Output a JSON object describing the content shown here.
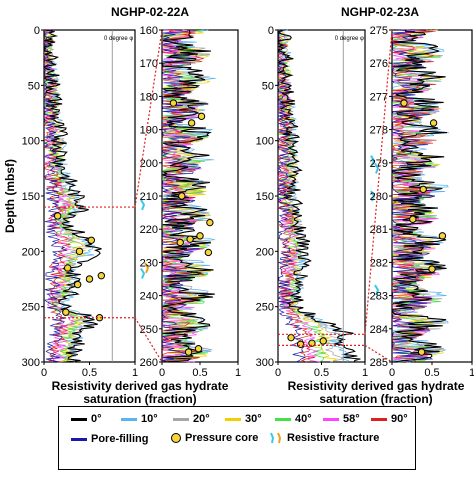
{
  "chart_data": [
    {
      "type": "line",
      "panel": "NGHP-02-22A full depth",
      "title": "NGHP-02-22A",
      "ylabel": "Depth (mbsf)",
      "xlabel": "Resistivity derived gas hydrate saturation (fraction)",
      "xlim": [
        0,
        1
      ],
      "ylim": [
        300,
        0
      ],
      "xticks": [
        "0",
        "0.5",
        "1"
      ],
      "yticks": [
        "0",
        "50",
        "100",
        "150",
        "200",
        "250",
        "300"
      ],
      "annotation": "0 degree φ",
      "series": [
        {
          "name": "0°",
          "x": [
            0.03,
            0.05,
            0.1,
            0.12,
            0.18,
            0.2,
            0.35,
            0.45,
            0.25,
            0.6,
            0.3,
            0.35,
            0.2,
            0.55,
            0.4,
            0.3
          ],
          "y": [
            0,
            25,
            50,
            75,
            100,
            125,
            150,
            160,
            175,
            200,
            215,
            230,
            250,
            260,
            275,
            300
          ]
        }
      ],
      "pressure_core_depths": [
        168,
        190,
        200,
        215,
        222,
        225,
        230,
        255,
        260
      ],
      "resistive_fracture_depths": [
        158,
        215,
        220
      ]
    },
    {
      "type": "line",
      "panel": "NGHP-02-22A zoom",
      "xlim": [
        0,
        1
      ],
      "ylim": [
        260,
        160
      ],
      "xticks": [
        "0",
        "0.5",
        "1"
      ],
      "yticks": [
        "160",
        "170",
        "180",
        "190",
        "200",
        "210",
        "220",
        "230",
        "240",
        "250",
        "260"
      ],
      "pressure_core_depths": [
        182,
        186,
        188,
        210,
        218,
        222,
        223,
        224,
        227,
        256,
        257
      ]
    },
    {
      "type": "line",
      "panel": "NGHP-02-23A full depth",
      "title": "NGHP-02-23A",
      "xlabel": "Resistivity derived gas hydrate saturation (fraction)",
      "xlim": [
        0,
        1
      ],
      "ylim": [
        300,
        0
      ],
      "xticks": [
        "0",
        "0.5",
        "1"
      ],
      "yticks": [
        "0",
        "50",
        "100",
        "150",
        "200",
        "250",
        "300"
      ],
      "annotation": "0 degree φ",
      "series": [
        {
          "name": "0°",
          "x": [
            0.05,
            0.08,
            0.1,
            0.15,
            0.2,
            0.15,
            0.25,
            0.3,
            0.2,
            0.8,
            0.7,
            0.85
          ],
          "y": [
            0,
            30,
            60,
            90,
            120,
            150,
            175,
            200,
            250,
            275,
            285,
            295
          ]
        }
      ],
      "pressure_core_depths": [
        278,
        281,
        283,
        284
      ],
      "resistive_fracture_depths": [
        118,
        125,
        150,
        235
      ]
    },
    {
      "type": "line",
      "panel": "NGHP-02-23A zoom",
      "xlim": [
        0,
        1
      ],
      "ylim": [
        285,
        275
      ],
      "xticks": [
        "0",
        "0.5",
        "1"
      ],
      "yticks": [
        "275",
        "276",
        "277",
        "278",
        "279",
        "280",
        "281",
        "282",
        "283",
        "284",
        "285"
      ],
      "pressure_core_depths": [
        277.2,
        277.8,
        279.8,
        280.7,
        281.2,
        282.2,
        284.7
      ]
    }
  ],
  "legend": {
    "items": [
      {
        "label": "0°",
        "color": "#000000",
        "kind": "line"
      },
      {
        "label": "10°",
        "color": "#5ab4f0",
        "kind": "line"
      },
      {
        "label": "20°",
        "color": "#a6a6a6",
        "kind": "line"
      },
      {
        "label": "30°",
        "color": "#f0d000",
        "kind": "line"
      },
      {
        "label": "40°",
        "color": "#44e044",
        "kind": "line"
      },
      {
        "label": "58°",
        "color": "#ff44ff",
        "kind": "line"
      },
      {
        "label": "90°",
        "color": "#e02020",
        "kind": "line"
      },
      {
        "label": "Pore-filling",
        "color": "#1a1aa8",
        "kind": "line"
      },
      {
        "label": "Pressure core",
        "color": "#f5d53a",
        "kind": "dot"
      },
      {
        "label": "Resistive fracture",
        "color": "#39c8e8",
        "kind": "fracture"
      }
    ]
  },
  "colors": {
    "zoom_connector": "#e02020",
    "fracture_alt": "#f0a020"
  }
}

==============================

DIRECTIONS> Quote the entries in full. Any image among them is to be omitted from the copy.

SOLUTION BELOW>
Output a JSON object describing the content shown here.
{
  "chart_data": [
    {
      "type": "line",
      "panel": "NGHP-02-22A full depth",
      "title": "NGHP-02-22A",
      "ylabel": "Depth (mbsf)",
      "xlabel": "Resistivity derived gas hydrate saturation (fraction)",
      "xlim": [
        0,
        1
      ],
      "ylim": [
        300,
        0
      ],
      "xticks": [
        "0",
        "0.5",
        "1"
      ],
      "yticks": [
        "0",
        "50",
        "100",
        "150",
        "200",
        "250",
        "300"
      ],
      "annotation": "0 degree φ",
      "series": [
        {
          "name": "0°",
          "x": [
            0.03,
            0.05,
            0.1,
            0.12,
            0.18,
            0.2,
            0.35,
            0.45,
            0.25,
            0.6,
            0.3,
            0.35,
            0.2,
            0.55,
            0.4,
            0.3
          ],
          "y": [
            0,
            25,
            50,
            75,
            100,
            125,
            150,
            160,
            175,
            200,
            215,
            230,
            250,
            260,
            275,
            300
          ]
        }
      ],
      "pressure_core_depths": [
        168,
        190,
        200,
        215,
        222,
        225,
        230,
        255,
        260
      ],
      "resistive_fracture_depths": [
        158,
        215,
        220
      ]
    },
    {
      "type": "line",
      "panel": "NGHP-02-22A zoom",
      "xlim": [
        0,
        1
      ],
      "ylim": [
        260,
        160
      ],
      "xticks": [
        "0",
        "0.5",
        "1"
      ],
      "yticks": [
        "160",
        "170",
        "180",
        "190",
        "200",
        "210",
        "220",
        "230",
        "240",
        "250",
        "260"
      ],
      "pressure_core_depths": [
        182,
        186,
        188,
        210,
        218,
        222,
        223,
        224,
        227,
        256,
        257
      ]
    },
    {
      "type": "line",
      "panel": "NGHP-02-23A full depth",
      "title": "NGHP-02-23A",
      "xlabel": "Resistivity derived gas hydrate saturation (fraction)",
      "xlim": [
        0,
        1
      ],
      "ylim": [
        300,
        0
      ],
      "xticks": [
        "0",
        "0.5",
        "1"
      ],
      "yticks": [
        "0",
        "50",
        "100",
        "150",
        "200",
        "250",
        "300"
      ],
      "annotation": "0 degree φ",
      "series": [
        {
          "name": "0°",
          "x": [
            0.05,
            0.08,
            0.1,
            0.15,
            0.2,
            0.15,
            0.25,
            0.3,
            0.2,
            0.8,
            0.7,
            0.85
          ],
          "y": [
            0,
            30,
            60,
            90,
            120,
            150,
            175,
            200,
            250,
            275,
            285,
            295
          ]
        }
      ],
      "pressure_core_depths": [
        278,
        281,
        283,
        284
      ],
      "resistive_fracture_depths": [
        118,
        125,
        150,
        235
      ]
    },
    {
      "type": "line",
      "panel": "NGHP-02-23A zoom",
      "xlim": [
        0,
        1
      ],
      "ylim": [
        285,
        275
      ],
      "xticks": [
        "0",
        "0.5",
        "1"
      ],
      "yticks": [
        "275",
        "276",
        "277",
        "278",
        "279",
        "280",
        "281",
        "282",
        "283",
        "284",
        "285"
      ],
      "pressure_core_depths": [
        277.2,
        277.8,
        279.8,
        280.7,
        281.2,
        282.2,
        284.7
      ]
    }
  ],
  "legend": {
    "items": [
      {
        "label": "0°",
        "color": "#000000",
        "kind": "line"
      },
      {
        "label": "10°",
        "color": "#5ab4f0",
        "kind": "line"
      },
      {
        "label": "20°",
        "color": "#a6a6a6",
        "kind": "line"
      },
      {
        "label": "30°",
        "color": "#f0d000",
        "kind": "line"
      },
      {
        "label": "40°",
        "color": "#44e044",
        "kind": "line"
      },
      {
        "label": "58°",
        "color": "#ff44ff",
        "kind": "line"
      },
      {
        "label": "90°",
        "color": "#e02020",
        "kind": "line"
      },
      {
        "label": "Pore-filling",
        "color": "#1a1aa8",
        "kind": "line"
      },
      {
        "label": "Pressure core",
        "color": "#f5d53a",
        "kind": "dot"
      },
      {
        "label": "Resistive fracture",
        "color": "#39c8e8",
        "kind": "fracture"
      }
    ]
  },
  "colors": {
    "zoom_connector": "#e02020",
    "fracture_alt": "#f0a020"
  }
}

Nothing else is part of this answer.